* AIM OF THE TASK:
Among the entries below, find how many lines carry the word "xlabel" and state only that figure.

* RECORDS FOR THE TASK:
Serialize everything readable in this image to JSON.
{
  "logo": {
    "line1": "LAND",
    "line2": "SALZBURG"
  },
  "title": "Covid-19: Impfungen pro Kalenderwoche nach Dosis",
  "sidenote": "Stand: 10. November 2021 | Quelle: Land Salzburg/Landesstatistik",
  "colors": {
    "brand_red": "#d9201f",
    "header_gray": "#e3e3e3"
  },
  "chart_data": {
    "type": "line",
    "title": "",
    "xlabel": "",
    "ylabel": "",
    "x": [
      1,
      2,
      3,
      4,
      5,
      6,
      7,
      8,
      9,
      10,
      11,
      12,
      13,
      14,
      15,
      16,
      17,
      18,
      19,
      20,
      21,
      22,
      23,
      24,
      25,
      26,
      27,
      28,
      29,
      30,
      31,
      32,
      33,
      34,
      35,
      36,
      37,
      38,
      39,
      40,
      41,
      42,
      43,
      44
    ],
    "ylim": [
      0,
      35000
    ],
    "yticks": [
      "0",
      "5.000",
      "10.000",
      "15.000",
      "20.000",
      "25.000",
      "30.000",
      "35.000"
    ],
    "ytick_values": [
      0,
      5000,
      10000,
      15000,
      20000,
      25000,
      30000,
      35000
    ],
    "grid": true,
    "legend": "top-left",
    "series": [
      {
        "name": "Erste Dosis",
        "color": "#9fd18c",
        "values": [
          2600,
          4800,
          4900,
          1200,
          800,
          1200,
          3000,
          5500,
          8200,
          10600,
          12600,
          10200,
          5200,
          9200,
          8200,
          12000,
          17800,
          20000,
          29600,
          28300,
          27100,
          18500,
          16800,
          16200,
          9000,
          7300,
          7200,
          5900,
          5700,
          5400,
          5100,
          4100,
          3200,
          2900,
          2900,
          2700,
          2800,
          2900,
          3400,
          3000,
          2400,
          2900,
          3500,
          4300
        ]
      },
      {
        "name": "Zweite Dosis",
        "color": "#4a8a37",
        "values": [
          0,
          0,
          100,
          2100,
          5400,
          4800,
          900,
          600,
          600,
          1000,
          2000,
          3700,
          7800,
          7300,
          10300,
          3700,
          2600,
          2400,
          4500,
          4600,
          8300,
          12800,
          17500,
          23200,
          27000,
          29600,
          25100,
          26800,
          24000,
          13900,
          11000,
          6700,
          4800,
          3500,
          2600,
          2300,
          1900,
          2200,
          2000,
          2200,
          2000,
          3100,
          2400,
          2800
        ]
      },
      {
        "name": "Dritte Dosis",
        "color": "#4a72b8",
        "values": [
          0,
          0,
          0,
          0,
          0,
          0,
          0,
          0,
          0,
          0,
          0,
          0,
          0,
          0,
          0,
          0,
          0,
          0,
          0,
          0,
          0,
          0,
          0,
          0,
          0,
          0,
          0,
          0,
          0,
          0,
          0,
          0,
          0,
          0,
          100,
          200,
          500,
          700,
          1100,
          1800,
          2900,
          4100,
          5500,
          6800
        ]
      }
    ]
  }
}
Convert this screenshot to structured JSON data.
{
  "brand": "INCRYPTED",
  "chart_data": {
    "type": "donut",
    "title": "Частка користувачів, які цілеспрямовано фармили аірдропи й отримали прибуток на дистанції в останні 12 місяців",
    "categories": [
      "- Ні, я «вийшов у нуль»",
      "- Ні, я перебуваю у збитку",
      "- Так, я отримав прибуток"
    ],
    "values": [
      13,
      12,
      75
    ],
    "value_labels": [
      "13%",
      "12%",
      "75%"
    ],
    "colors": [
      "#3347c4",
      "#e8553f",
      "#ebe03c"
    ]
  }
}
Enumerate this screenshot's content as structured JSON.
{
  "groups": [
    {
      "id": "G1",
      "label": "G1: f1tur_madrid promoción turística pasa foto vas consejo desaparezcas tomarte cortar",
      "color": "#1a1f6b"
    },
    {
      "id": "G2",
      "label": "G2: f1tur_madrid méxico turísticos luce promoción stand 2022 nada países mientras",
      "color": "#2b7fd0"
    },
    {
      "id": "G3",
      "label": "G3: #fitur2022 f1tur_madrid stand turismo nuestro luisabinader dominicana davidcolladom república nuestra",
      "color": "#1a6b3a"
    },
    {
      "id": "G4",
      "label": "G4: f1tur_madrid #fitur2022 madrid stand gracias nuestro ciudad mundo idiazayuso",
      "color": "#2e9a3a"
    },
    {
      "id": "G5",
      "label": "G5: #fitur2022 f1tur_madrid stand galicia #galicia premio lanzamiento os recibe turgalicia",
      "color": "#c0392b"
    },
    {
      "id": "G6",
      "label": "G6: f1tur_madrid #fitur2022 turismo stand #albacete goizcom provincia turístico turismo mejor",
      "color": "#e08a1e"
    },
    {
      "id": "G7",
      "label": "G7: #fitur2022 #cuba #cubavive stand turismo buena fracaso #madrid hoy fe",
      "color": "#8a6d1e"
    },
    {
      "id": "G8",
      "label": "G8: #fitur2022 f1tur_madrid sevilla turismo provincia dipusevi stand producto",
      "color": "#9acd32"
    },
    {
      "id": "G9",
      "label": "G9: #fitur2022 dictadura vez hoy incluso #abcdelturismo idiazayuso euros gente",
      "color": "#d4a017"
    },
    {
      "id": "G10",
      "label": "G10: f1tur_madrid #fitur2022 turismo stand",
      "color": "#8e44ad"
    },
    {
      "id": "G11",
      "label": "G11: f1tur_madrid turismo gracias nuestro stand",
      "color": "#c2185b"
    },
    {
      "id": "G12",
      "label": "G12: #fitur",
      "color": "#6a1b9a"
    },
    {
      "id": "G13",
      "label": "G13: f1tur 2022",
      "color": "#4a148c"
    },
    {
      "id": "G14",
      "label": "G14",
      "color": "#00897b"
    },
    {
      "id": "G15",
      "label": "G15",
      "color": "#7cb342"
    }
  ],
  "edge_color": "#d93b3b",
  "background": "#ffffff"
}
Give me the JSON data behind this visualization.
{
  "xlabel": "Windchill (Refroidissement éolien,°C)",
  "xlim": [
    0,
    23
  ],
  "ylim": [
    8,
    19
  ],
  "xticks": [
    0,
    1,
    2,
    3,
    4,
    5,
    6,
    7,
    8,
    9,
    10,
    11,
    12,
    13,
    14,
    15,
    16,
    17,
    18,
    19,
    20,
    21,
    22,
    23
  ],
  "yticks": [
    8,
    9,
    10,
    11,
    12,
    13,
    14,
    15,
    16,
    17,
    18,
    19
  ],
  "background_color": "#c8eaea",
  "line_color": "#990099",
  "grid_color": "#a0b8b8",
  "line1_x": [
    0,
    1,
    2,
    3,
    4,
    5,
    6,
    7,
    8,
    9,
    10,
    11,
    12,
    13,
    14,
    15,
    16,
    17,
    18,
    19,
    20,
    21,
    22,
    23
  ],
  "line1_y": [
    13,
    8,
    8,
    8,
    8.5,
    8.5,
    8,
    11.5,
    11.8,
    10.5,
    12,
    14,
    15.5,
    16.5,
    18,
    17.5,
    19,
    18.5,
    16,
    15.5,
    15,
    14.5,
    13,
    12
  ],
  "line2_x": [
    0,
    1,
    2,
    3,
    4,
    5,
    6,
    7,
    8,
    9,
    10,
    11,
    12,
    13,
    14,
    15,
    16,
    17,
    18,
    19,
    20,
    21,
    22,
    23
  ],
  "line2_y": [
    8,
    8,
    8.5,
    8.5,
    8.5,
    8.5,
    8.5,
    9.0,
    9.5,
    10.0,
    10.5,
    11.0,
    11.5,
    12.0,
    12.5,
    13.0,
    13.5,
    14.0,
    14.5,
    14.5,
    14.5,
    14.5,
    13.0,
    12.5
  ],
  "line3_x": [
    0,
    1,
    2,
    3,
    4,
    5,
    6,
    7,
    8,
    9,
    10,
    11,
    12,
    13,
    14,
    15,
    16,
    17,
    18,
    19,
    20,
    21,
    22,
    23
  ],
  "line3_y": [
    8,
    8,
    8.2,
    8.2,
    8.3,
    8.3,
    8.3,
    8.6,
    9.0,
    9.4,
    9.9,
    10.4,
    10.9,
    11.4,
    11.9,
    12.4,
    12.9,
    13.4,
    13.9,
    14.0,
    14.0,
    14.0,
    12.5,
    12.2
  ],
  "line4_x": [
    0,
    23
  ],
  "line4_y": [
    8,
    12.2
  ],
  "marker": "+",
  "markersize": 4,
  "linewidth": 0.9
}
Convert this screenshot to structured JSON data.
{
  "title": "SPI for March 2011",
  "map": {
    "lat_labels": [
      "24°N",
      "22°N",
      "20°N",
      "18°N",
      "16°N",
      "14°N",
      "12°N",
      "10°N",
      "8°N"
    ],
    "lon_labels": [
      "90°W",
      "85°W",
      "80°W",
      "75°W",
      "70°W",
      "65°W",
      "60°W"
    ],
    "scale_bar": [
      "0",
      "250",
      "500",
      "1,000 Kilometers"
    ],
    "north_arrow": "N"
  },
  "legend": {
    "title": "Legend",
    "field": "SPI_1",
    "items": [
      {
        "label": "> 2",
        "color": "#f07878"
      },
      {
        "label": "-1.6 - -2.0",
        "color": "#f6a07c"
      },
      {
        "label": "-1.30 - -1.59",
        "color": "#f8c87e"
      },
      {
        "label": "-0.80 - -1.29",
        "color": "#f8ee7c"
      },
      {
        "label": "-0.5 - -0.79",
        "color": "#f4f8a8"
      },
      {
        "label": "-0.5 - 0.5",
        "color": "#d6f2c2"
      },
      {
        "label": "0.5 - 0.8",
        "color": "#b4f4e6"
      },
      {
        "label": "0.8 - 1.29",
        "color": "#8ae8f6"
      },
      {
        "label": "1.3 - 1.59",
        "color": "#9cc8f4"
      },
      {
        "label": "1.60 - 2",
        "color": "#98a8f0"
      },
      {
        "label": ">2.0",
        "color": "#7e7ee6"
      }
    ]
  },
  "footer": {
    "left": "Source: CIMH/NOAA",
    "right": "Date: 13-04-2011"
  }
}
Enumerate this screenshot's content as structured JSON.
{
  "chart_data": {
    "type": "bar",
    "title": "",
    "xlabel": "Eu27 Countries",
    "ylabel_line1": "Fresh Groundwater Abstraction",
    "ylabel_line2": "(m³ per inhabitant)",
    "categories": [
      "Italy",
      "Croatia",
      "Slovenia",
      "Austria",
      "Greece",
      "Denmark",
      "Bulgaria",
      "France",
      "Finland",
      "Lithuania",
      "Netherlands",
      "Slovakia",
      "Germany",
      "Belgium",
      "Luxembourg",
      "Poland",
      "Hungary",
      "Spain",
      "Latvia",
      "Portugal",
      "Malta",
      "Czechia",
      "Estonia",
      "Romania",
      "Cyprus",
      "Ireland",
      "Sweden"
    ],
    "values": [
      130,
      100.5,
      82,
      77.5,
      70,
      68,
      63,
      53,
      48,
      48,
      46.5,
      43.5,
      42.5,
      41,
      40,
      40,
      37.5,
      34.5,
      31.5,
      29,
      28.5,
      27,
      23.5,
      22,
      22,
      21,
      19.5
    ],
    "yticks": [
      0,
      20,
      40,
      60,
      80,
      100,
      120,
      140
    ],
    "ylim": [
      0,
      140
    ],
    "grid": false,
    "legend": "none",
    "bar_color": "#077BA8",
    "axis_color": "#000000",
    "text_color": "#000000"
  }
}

* SOLVED EXERCISE:
3